** START GIVEN DATA **

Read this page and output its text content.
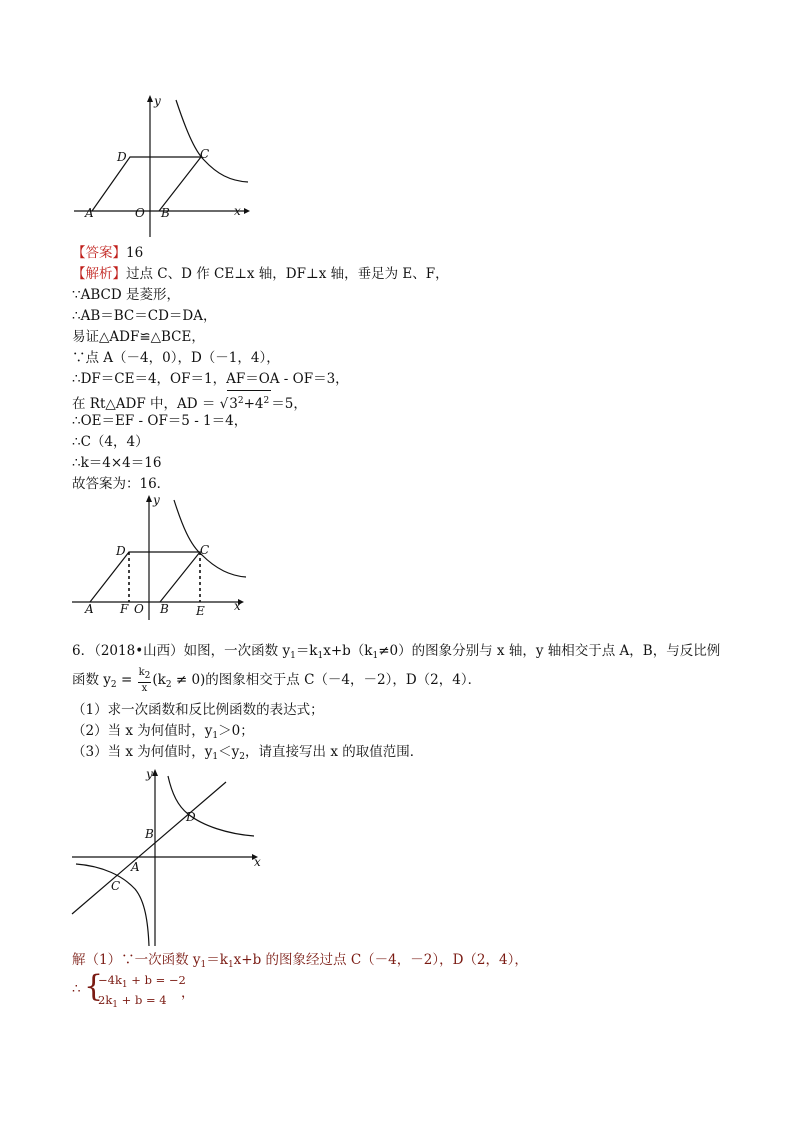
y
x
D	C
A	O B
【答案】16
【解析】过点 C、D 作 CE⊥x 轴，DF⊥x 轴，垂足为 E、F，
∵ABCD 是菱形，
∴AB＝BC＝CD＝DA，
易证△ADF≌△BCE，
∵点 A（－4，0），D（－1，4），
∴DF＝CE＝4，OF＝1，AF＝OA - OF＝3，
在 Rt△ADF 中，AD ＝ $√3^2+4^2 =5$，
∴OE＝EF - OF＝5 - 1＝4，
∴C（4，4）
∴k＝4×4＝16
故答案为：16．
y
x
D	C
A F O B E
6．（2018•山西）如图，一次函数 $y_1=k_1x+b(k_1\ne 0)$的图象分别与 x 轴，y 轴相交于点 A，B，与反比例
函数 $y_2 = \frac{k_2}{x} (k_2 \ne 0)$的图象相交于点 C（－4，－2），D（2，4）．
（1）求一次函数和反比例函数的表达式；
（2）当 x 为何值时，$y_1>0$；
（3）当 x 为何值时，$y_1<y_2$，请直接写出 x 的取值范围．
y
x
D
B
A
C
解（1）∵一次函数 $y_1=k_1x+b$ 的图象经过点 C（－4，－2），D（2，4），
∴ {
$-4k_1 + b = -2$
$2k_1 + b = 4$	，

** END GIVEN DATA **
** START GIVEN DATA **

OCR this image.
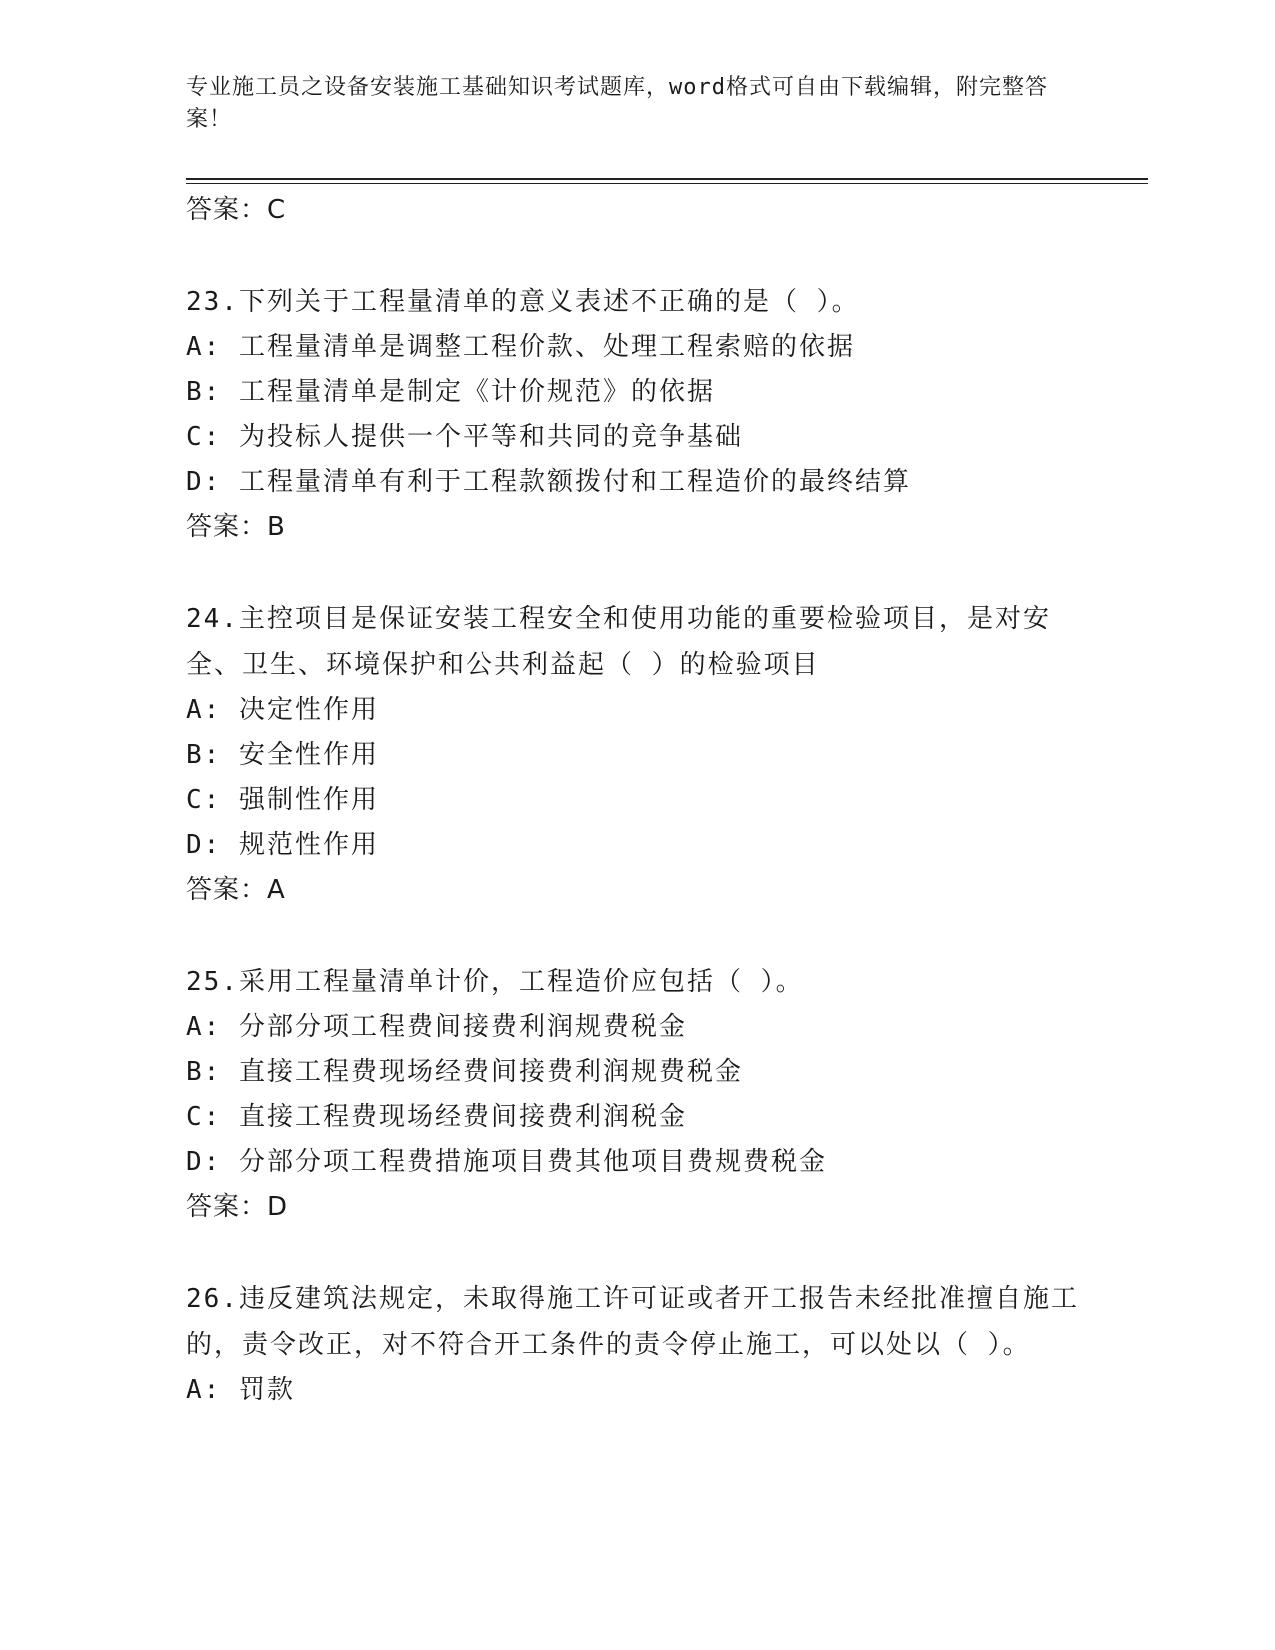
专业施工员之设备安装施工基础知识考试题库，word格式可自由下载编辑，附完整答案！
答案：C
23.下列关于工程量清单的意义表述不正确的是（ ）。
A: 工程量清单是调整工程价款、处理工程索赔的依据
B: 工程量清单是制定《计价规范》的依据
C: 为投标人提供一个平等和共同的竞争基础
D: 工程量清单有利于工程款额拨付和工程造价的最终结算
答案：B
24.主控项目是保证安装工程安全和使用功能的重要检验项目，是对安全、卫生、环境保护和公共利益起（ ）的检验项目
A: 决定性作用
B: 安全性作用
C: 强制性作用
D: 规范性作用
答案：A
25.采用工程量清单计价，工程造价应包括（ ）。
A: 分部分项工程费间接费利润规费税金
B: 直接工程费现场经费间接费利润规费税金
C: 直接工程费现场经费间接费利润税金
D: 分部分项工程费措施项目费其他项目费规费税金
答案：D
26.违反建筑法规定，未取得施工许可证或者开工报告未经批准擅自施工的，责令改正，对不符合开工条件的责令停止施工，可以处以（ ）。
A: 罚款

** END GIVEN DATA **

— REQUIRED TASK —
Collect each line holding the string "为何值时".

— CORRECT OUTPUT —
（2）当 x 为何值时，$y_1>0$；
（3）当 x 为何值时，$y_1<y_2$，请直接写出 x 的取值范围．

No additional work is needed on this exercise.